- _EXERCISE_: Wherever a line holds the word "Ladkrabang", copy that line out.

- _INPUT ROWS_:
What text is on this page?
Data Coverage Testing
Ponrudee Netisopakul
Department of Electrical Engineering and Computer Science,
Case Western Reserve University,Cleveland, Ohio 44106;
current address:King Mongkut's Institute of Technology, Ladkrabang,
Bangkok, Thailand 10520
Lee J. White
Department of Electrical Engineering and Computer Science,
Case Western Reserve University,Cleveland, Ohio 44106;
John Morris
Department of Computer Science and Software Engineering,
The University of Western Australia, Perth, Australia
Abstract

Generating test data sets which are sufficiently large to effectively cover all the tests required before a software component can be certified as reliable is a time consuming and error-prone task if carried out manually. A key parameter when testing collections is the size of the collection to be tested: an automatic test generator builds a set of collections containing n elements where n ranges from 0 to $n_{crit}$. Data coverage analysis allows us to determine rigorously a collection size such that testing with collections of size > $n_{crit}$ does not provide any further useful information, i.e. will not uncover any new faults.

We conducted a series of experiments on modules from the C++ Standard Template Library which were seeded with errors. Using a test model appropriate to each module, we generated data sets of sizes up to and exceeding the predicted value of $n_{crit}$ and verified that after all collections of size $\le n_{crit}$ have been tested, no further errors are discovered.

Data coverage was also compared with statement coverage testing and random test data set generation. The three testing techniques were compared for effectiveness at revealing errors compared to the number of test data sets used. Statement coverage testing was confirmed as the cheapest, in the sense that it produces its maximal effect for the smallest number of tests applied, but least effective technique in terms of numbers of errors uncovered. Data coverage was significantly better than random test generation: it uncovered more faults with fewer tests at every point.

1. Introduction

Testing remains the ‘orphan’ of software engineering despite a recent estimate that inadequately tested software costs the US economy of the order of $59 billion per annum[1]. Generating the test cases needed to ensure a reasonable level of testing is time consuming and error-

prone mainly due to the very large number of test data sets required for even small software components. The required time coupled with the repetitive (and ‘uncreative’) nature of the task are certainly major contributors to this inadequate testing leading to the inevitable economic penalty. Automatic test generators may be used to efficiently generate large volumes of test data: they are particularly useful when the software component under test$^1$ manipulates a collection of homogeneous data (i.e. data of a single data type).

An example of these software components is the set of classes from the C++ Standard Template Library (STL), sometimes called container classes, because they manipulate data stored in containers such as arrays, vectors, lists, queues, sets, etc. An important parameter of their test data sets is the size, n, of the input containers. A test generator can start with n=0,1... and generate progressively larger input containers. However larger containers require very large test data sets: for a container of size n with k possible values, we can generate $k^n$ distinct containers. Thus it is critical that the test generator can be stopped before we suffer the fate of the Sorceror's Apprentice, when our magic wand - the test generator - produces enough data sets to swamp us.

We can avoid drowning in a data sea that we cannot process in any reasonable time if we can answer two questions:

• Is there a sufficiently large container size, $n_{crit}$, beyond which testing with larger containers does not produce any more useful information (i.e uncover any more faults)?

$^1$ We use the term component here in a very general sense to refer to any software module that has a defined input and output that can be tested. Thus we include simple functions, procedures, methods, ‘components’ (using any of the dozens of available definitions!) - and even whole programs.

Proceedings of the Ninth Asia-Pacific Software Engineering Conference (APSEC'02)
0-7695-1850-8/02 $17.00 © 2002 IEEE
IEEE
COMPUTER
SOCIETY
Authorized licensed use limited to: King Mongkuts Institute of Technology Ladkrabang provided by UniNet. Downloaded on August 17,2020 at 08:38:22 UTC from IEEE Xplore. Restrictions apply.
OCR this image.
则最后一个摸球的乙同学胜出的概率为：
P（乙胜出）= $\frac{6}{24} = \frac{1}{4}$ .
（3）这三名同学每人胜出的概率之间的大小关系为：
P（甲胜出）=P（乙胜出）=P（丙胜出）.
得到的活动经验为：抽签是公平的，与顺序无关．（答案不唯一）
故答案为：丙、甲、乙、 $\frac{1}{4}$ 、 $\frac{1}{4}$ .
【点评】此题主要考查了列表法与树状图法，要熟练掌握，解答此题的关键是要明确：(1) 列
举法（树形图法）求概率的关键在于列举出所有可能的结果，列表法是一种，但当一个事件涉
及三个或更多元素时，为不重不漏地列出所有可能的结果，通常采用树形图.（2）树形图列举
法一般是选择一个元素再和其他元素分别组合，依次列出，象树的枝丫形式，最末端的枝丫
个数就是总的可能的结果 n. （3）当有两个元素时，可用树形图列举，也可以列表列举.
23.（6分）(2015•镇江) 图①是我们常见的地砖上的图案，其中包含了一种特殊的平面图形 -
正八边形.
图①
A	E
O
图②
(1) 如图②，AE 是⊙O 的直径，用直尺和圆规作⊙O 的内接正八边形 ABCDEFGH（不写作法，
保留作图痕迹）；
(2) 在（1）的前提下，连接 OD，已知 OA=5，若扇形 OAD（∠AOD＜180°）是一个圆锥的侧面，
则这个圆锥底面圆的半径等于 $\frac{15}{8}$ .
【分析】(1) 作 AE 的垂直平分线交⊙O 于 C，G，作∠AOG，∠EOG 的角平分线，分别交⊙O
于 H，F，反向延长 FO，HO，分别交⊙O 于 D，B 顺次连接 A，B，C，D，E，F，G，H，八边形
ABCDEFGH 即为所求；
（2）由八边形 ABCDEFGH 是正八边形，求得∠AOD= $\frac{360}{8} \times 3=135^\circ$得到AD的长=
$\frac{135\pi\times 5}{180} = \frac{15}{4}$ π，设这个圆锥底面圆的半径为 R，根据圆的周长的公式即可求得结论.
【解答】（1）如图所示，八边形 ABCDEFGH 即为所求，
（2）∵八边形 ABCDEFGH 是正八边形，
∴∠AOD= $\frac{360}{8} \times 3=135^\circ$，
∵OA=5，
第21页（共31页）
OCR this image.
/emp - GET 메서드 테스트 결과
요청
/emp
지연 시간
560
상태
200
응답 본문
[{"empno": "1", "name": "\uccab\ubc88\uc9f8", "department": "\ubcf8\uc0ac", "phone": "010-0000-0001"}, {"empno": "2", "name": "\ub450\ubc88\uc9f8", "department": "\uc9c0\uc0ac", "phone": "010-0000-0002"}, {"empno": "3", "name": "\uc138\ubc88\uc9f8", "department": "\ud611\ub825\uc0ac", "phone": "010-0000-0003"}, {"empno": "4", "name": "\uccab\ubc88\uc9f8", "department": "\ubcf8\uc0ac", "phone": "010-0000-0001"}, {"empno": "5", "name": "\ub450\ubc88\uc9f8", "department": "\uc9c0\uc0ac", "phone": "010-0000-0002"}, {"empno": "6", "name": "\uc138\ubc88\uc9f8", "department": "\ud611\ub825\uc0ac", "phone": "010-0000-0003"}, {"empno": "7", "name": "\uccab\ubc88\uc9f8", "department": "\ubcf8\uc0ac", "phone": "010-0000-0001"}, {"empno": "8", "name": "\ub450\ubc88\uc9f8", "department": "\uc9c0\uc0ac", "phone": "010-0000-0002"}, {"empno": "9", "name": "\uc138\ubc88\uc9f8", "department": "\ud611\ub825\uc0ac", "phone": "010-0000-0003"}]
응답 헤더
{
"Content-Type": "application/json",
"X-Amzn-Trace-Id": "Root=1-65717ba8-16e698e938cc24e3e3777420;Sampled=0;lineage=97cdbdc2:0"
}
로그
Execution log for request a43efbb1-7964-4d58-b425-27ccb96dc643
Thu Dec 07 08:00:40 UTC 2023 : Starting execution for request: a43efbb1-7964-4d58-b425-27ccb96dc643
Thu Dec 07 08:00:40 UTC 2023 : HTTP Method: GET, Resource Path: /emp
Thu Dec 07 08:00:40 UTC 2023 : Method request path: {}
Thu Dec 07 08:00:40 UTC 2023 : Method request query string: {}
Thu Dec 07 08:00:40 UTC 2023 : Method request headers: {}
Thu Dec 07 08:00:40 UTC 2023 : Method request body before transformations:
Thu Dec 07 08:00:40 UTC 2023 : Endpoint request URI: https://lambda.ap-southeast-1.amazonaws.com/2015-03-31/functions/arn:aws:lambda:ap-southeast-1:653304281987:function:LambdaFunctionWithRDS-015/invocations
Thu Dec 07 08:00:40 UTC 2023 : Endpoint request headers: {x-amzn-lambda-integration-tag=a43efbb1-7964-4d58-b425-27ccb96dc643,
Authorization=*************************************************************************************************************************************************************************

- _THE COMPLETED TASK_:
current address:King Mongkut's Institute of Technology, Ladkrabang,
Authorized licensed use limited to: King Mongkuts Institute of Technology Ladkrabang provided by UniNet. Downloaded on August 17,2020 at 08:38:22 UTC from IEEE Xplore. Restrictions apply.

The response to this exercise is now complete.